+++ Dataset

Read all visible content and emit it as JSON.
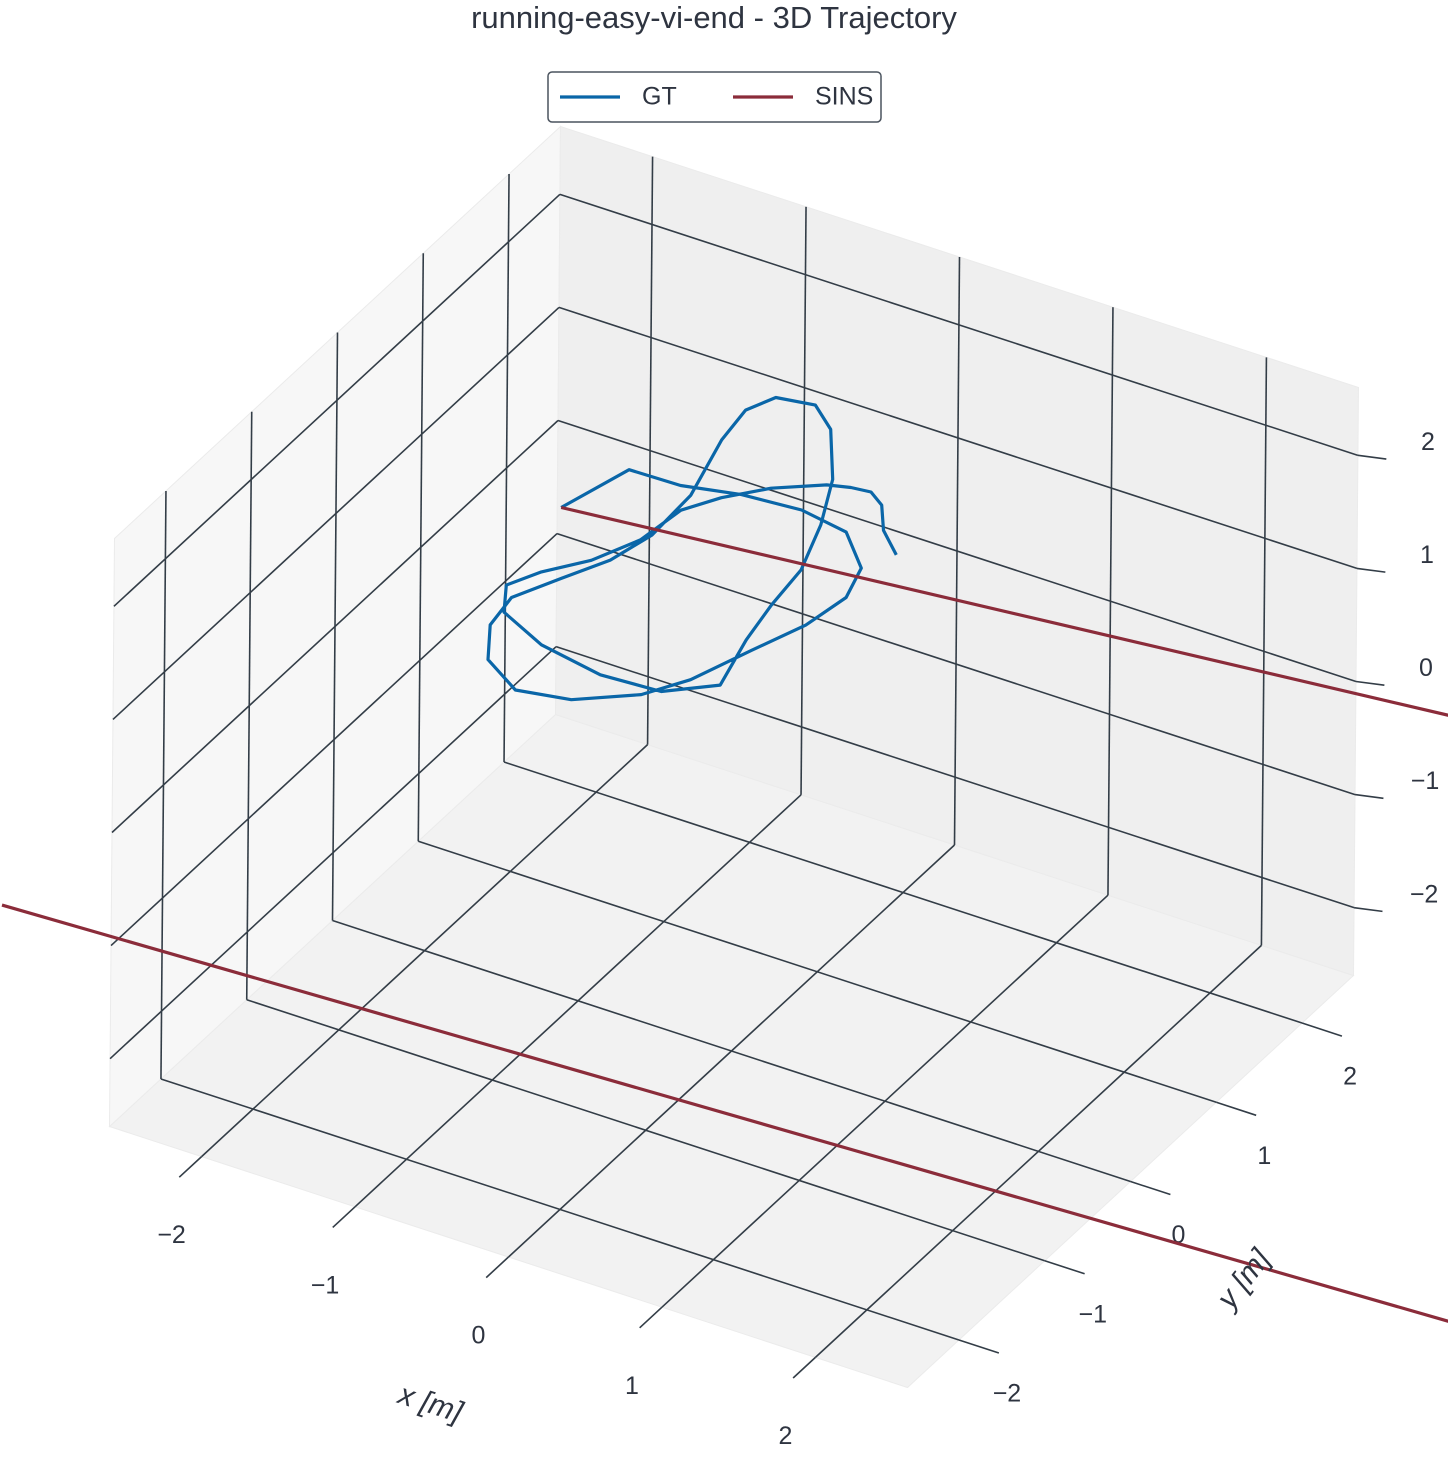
{
  "chart_data": {
    "type": "line3d",
    "title": "running-easy-vi-end - 3D Trajectory",
    "x_label": "x [m]",
    "y_label": "y [m]",
    "xlim": [
      -2.6,
      2.6
    ],
    "ylim": [
      -2.6,
      2.6
    ],
    "zlim": [
      -2.6,
      2.6
    ],
    "xticks": [
      {
        "value": -2,
        "label": "−2"
      },
      {
        "value": -1,
        "label": "−1"
      },
      0,
      1,
      2
    ],
    "yticks": [
      {
        "value": -2,
        "label": "−2"
      },
      {
        "value": -1,
        "label": "−1"
      },
      0,
      1,
      2
    ],
    "zticks": [
      {
        "value": -2,
        "label": "−2"
      },
      {
        "value": -1,
        "label": "−1"
      },
      0,
      1,
      2
    ],
    "grid": true,
    "legend": "upper center",
    "series": [
      {
        "name": "GT",
        "color": "#0a66a8",
        "x": [
          -1.43,
          -1.3,
          -0.97,
          -0.63,
          -0.26,
          0.07,
          0.33,
          0.41,
          0.36,
          0.23,
          0.09,
          -0.07,
          -0.38,
          -0.7,
          -0.99,
          -1.16,
          -1.2,
          -1.06,
          -0.92,
          -0.85,
          -0.87,
          -1.01,
          -1.05,
          -0.97,
          -0.74,
          -0.54,
          -0.27,
          -0.09,
          0.05,
          0.09,
          0.15,
          0.26,
          0.01,
          -0.37,
          -0.81,
          -1.16,
          -1.29,
          -1.19,
          -1.01,
          -0.88,
          -0.84,
          -0.71,
          -0.52,
          -0.27,
          -0.14,
          -0.02,
          0.1,
          0.24,
          0.43
        ],
        "y": [
          0.53,
          1.09,
          1.1,
          1.2,
          1.24,
          1.17,
          0.88,
          0.56,
          0.18,
          -0.22,
          -0.68,
          -0.97,
          -1.23,
          -1.31,
          -1.11,
          -0.78,
          -0.46,
          -0.13,
          0.19,
          0.55,
          1.04,
          1.65,
          2.0,
          2.21,
          2.26,
          2.08,
          1.62,
          1.16,
          0.68,
          0.26,
          -0.14,
          -0.64,
          -0.88,
          -0.91,
          -0.81,
          -0.62,
          -0.36,
          -0.13,
          0.13,
          0.47,
          0.87,
          1.11,
          1.35,
          1.55,
          1.6,
          1.62,
          1.53,
          1.3,
          1.11
        ],
        "z": [
          1.2,
          1.2,
          1.2,
          1.2,
          1.2,
          1.2,
          1.2,
          1.2,
          1.2,
          1.2,
          1.2,
          1.2,
          1.2,
          1.2,
          1.2,
          1.2,
          1.2,
          1.2,
          1.2,
          1.2,
          1.2,
          1.2,
          1.2,
          1.2,
          1.2,
          1.2,
          1.2,
          1.2,
          1.2,
          1.2,
          1.2,
          1.2,
          1.2,
          1.2,
          1.2,
          1.2,
          1.2,
          1.2,
          1.2,
          1.2,
          1.2,
          1.2,
          1.2,
          1.2,
          1.2,
          1.2,
          1.2,
          1.2,
          1.2
        ]
      },
      {
        "name": "SINS",
        "color": "#8b2c3a",
        "x": [
          -1.43,
          3.93,
          null,
          -2.05,
          7.09
        ],
        "y": [
          0.53,
          1.3,
          null,
          -4.88,
          -4.35
        ],
        "z": [
          1.2,
          1.2,
          null,
          1.2,
          1.2
        ]
      }
    ]
  }
}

++++++

Exercise requirements: From the listing, extract all text exactly as given and drop any picture.

Exercise response:
Read all visible content and emit it as JSON.
{
  "chart_data": {
    "type": "line3d",
    "title": "running-easy-vi-end - 3D Trajectory",
    "x_label": "x [m]",
    "y_label": "y [m]",
    "xlim": [
      -2.6,
      2.6
    ],
    "ylim": [
      -2.6,
      2.6
    ],
    "zlim": [
      -2.6,
      2.6
    ],
    "xticks": [
      {
        "value": -2,
        "label": "−2"
      },
      {
        "value": -1,
        "label": "−1"
      },
      0,
      1,
      2
    ],
    "yticks": [
      {
        "value": -2,
        "label": "−2"
      },
      {
        "value": -1,
        "label": "−1"
      },
      0,
      1,
      2
    ],
    "zticks": [
      {
        "value": -2,
        "label": "−2"
      },
      {
        "value": -1,
        "label": "−1"
      },
      0,
      1,
      2
    ],
    "grid": true,
    "legend": "upper center",
    "series": [
      {
        "name": "GT",
        "color": "#0a66a8",
        "x": [
          -1.43,
          -1.3,
          -0.97,
          -0.63,
          -0.26,
          0.07,
          0.33,
          0.41,
          0.36,
          0.23,
          0.09,
          -0.07,
          -0.38,
          -0.7,
          -0.99,
          -1.16,
          -1.2,
          -1.06,
          -0.92,
          -0.85,
          -0.87,
          -1.01,
          -1.05,
          -0.97,
          -0.74,
          -0.54,
          -0.27,
          -0.09,
          0.05,
          0.09,
          0.15,
          0.26,
          0.01,
          -0.37,
          -0.81,
          -1.16,
          -1.29,
          -1.19,
          -1.01,
          -0.88,
          -0.84,
          -0.71,
          -0.52,
          -0.27,
          -0.14,
          -0.02,
          0.1,
          0.24,
          0.43
        ],
        "y": [
          0.53,
          1.09,
          1.1,
          1.2,
          1.24,
          1.17,
          0.88,
          0.56,
          0.18,
          -0.22,
          -0.68,
          -0.97,
          -1.23,
          -1.31,
          -1.11,
          -0.78,
          -0.46,
          -0.13,
          0.19,
          0.55,
          1.04,
          1.65,
          2.0,
          2.21,
          2.26,
          2.08,
          1.62,
          1.16,
          0.68,
          0.26,
          -0.14,
          -0.64,
          -0.88,
          -0.91,
          -0.81,
          -0.62,
          -0.36,
          -0.13,
          0.13,
          0.47,
          0.87,
          1.11,
          1.35,
          1.55,
          1.6,
          1.62,
          1.53,
          1.3,
          1.11
        ],
        "z": [
          1.2,
          1.2,
          1.2,
          1.2,
          1.2,
          1.2,
          1.2,
          1.2,
          1.2,
          1.2,
          1.2,
          1.2,
          1.2,
          1.2,
          1.2,
          1.2,
          1.2,
          1.2,
          1.2,
          1.2,
          1.2,
          1.2,
          1.2,
          1.2,
          1.2,
          1.2,
          1.2,
          1.2,
          1.2,
          1.2,
          1.2,
          1.2,
          1.2,
          1.2,
          1.2,
          1.2,
          1.2,
          1.2,
          1.2,
          1.2,
          1.2,
          1.2,
          1.2,
          1.2,
          1.2,
          1.2,
          1.2,
          1.2,
          1.2
        ]
      },
      {
        "name": "SINS",
        "color": "#8b2c3a",
        "x": [
          -1.43,
          3.93,
          null,
          -2.05,
          7.09
        ],
        "y": [
          0.53,
          1.3,
          null,
          -4.88,
          -4.35
        ],
        "z": [
          1.2,
          1.2,
          null,
          1.2,
          1.2
        ]
      }
    ]
  }
}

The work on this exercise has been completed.